TASKS ::
1. Please copy the passage in the text on campaign polling between "- Campaigns release" and "they actually are.", inclusive.
2. Answer these questions from the text on campaign polling:
(a) How often do campaigns in competitive races typically conduct internal polls?
(b) By how many points on average do released partisan polls overstate their candidate's position?
(c) What term describes multiple polls clustering suspiciously close together?

TEXT SHOWN ::

════════════════════

- Campaigns release internal polls strategically — to attract donors, generate earned media, or discourage challenger entry — not at random; this creates measurable selection bias toward results showing their candidate performing better than they actually are.
- Released partisan polls systematically overstate their candidate's position by an average of 4-6 points compared to contemporaneous independent polls of the same race — the quantified cost of ignoring selection bias.
- Independent (public) polls have their own quality spectrum: live-interview surveys with large samples and transparent methodology are meaningfully more reliable than automated calls, online panels, or surveys that don't disclose their likely-voter screen.
- "Herding" — multiple polls clustering suspiciously close together — is the most dangerous form of systematic error because it appears as consensus while actually reflecting shared methodological bias that will miss real movement simultaneously across all participants.
- A single poll of any type is a noisy data point, not evidence; quality-weighted poll averages that incorporate methodological rigor ratings are the most reliable tool for distinguishing genuine movement from noise in any competitive race.
The Strategic Logic of Poll Release
Campaigns conduct internal polls continuously throughout the cycle — typically every 2-4 weeks in competitive races, more frequently in the final months. These polls are conducted by partisan pollsters who are paid by the campaign and whose professional future depends on the campaign's satisfaction. The fundamental incentive structure means that internal poll results are not released at random: they are released when strategically useful.
There are three common reasons a campaign releases an internal poll showing them ahead. First, to attract donor attention: in early campaign stages, a poll showing momentum helps fundraising. Second, to shape earned media: a poll showing a surprising lead generates news coverage that functions as free advertising. Third, for strategic intimidation: a poll showing dominance in a primary can discourage challenger entry. None of these motivations have anything to do with the poll's accuracy, and all of them create selection bias in the sample of released internals.

════════════════════

THE DATA ::
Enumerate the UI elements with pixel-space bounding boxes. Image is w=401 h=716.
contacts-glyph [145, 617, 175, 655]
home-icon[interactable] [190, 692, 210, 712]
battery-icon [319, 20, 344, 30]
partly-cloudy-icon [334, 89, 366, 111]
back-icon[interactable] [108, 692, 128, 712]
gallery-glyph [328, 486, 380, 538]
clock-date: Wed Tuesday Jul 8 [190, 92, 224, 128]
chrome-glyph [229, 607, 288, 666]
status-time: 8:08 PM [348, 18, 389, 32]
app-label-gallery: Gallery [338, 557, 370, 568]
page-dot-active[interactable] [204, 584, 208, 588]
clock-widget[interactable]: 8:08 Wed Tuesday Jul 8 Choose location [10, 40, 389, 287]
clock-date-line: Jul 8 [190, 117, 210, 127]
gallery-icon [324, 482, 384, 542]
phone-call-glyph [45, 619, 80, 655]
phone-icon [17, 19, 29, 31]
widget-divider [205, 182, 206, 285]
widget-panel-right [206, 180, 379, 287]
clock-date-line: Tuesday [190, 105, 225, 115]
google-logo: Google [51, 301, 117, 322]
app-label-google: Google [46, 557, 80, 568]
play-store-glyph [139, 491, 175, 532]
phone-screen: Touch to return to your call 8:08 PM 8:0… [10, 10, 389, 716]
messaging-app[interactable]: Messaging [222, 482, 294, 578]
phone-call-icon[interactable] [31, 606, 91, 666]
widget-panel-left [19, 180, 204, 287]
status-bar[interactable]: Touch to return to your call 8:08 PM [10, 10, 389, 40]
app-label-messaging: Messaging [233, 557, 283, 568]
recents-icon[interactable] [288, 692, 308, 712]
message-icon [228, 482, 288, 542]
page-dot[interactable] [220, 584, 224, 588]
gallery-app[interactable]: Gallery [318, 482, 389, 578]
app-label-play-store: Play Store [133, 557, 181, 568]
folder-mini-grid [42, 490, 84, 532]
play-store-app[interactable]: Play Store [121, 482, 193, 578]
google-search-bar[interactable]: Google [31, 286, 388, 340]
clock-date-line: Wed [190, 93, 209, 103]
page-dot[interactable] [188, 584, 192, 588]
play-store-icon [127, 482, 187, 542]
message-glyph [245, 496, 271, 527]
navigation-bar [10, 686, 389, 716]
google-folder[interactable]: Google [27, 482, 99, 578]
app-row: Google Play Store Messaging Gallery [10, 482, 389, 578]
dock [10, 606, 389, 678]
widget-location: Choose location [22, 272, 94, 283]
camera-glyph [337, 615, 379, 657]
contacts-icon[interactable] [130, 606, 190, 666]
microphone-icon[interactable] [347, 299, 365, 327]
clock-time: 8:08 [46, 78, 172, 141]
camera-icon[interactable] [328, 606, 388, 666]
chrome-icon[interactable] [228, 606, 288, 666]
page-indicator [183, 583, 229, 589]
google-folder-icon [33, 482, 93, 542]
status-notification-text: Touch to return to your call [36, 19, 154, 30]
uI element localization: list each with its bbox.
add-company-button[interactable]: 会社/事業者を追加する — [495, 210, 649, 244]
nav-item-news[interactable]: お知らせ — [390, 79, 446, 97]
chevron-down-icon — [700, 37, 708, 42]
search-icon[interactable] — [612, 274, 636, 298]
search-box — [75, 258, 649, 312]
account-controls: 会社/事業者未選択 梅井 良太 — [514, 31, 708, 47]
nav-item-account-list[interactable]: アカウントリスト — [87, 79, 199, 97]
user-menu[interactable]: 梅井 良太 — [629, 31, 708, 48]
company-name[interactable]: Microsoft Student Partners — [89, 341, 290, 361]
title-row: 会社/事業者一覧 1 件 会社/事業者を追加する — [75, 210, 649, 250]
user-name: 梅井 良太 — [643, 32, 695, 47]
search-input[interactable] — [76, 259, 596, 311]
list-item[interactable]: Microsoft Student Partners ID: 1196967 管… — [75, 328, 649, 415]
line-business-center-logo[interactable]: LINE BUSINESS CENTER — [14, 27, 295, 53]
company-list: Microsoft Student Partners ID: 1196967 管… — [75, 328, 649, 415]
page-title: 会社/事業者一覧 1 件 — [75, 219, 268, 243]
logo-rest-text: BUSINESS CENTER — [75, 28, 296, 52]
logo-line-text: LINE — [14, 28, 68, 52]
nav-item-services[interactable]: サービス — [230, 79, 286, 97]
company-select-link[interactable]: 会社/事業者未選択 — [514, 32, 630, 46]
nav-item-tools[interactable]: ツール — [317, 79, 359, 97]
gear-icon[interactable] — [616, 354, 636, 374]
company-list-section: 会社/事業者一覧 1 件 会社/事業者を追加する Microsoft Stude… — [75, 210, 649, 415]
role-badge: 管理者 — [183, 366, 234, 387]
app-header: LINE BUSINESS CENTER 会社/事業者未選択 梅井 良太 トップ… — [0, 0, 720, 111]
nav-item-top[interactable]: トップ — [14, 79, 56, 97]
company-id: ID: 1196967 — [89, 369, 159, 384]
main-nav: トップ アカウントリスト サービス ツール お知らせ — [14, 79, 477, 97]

════════════════════

ANSWERS PROVIDED ::
1.
- Campaigns release internal polls strategically — to attract donors, generate earned media, or discourage challenger entry — not at random; this creates measurable selection bias toward results showing their candidate performing better than they actually are.

2.
(a) Every 2-4 weeks, and more often in the final months.
(b) 4-6 points.
(c) "Herding."